Where a line in the listing contains the string "несоответствие", copy that line out.

-=-=-=-=-

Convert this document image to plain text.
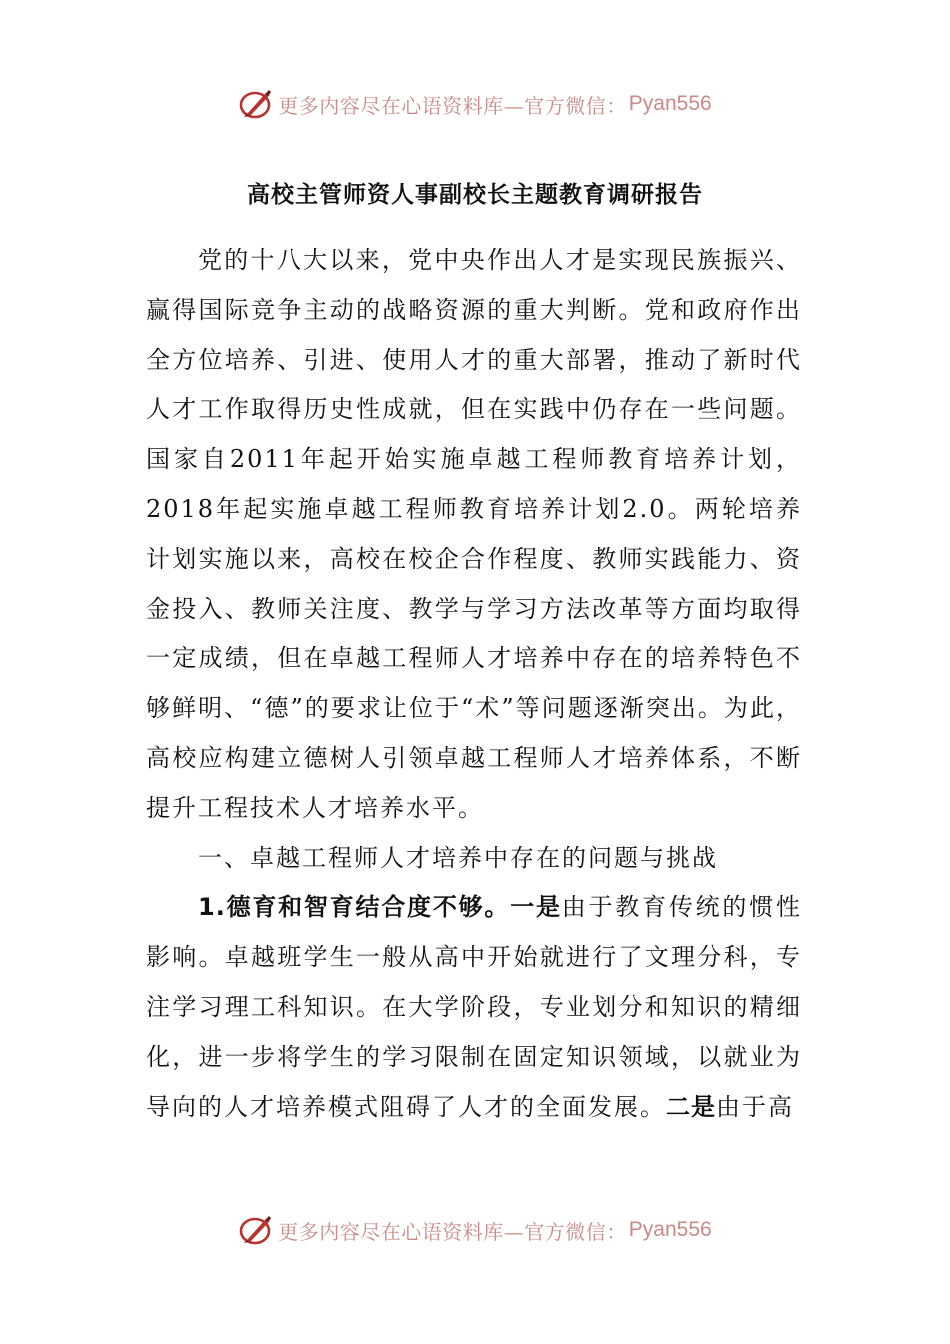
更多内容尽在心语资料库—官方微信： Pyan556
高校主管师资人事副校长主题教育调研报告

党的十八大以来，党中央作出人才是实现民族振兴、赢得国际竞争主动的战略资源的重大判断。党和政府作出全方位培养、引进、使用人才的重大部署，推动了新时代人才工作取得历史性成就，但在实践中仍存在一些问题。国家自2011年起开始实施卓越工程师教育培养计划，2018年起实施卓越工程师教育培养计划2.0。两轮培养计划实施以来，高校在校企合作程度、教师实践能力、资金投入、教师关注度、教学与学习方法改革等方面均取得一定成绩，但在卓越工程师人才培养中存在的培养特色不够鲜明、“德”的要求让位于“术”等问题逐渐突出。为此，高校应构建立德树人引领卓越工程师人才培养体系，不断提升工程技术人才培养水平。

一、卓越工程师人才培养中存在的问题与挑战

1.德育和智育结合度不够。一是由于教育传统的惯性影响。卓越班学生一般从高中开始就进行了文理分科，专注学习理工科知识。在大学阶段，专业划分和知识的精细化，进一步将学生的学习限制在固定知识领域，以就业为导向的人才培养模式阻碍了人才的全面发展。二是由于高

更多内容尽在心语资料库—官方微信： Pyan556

-=-=-=-=-

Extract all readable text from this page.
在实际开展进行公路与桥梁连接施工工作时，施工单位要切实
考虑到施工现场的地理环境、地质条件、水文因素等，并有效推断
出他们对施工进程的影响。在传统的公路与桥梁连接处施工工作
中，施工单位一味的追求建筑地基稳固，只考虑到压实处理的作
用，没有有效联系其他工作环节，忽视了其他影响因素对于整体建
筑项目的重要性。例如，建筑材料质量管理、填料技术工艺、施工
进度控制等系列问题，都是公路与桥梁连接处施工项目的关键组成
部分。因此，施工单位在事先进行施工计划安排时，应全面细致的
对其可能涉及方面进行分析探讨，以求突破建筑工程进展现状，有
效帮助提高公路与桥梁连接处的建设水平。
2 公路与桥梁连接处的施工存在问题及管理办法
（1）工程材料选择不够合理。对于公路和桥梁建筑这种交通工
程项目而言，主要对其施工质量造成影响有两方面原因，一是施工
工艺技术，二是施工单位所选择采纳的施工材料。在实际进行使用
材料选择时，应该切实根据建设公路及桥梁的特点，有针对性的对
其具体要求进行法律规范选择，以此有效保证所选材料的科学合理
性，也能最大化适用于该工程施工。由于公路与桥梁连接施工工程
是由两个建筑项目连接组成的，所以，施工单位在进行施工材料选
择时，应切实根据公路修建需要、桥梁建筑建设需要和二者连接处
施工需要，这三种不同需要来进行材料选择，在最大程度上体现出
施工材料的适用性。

-=-=-=-=-

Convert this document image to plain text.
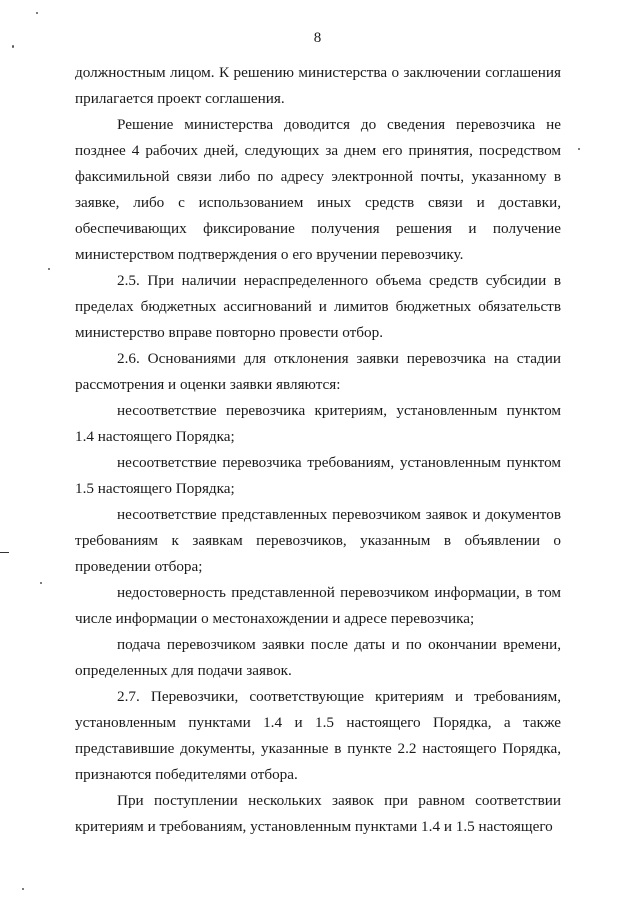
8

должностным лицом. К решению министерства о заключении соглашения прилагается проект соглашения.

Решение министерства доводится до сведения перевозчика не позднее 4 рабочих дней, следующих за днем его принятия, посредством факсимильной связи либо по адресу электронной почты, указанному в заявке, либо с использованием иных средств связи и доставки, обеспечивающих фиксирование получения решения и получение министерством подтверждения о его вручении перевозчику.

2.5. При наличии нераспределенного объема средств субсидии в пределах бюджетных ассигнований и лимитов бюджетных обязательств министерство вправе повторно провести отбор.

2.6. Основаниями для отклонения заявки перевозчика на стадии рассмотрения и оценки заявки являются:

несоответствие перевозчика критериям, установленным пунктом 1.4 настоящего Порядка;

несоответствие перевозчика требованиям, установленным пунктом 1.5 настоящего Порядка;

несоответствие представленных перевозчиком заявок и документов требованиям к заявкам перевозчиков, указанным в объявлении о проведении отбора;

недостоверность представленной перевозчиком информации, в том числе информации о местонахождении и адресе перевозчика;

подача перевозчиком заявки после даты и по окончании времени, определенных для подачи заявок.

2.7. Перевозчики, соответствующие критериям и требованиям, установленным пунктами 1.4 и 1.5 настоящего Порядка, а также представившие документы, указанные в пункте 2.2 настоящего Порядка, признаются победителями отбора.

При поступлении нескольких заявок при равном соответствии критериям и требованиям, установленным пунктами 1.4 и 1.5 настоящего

-=-=-=-=-

▶ **SOLUTION**
несоответствие перевозчика критериям, установленным пунктом 1.4 настоящего Порядка;
несоответствие перевозчика требованиям, установленным пунктом 1.5 настоящего Порядка;
несоответствие представленных перевозчиком заявок и документов требованиям к заявкам перевозчиков, указанным в объявлении о проведении отбора;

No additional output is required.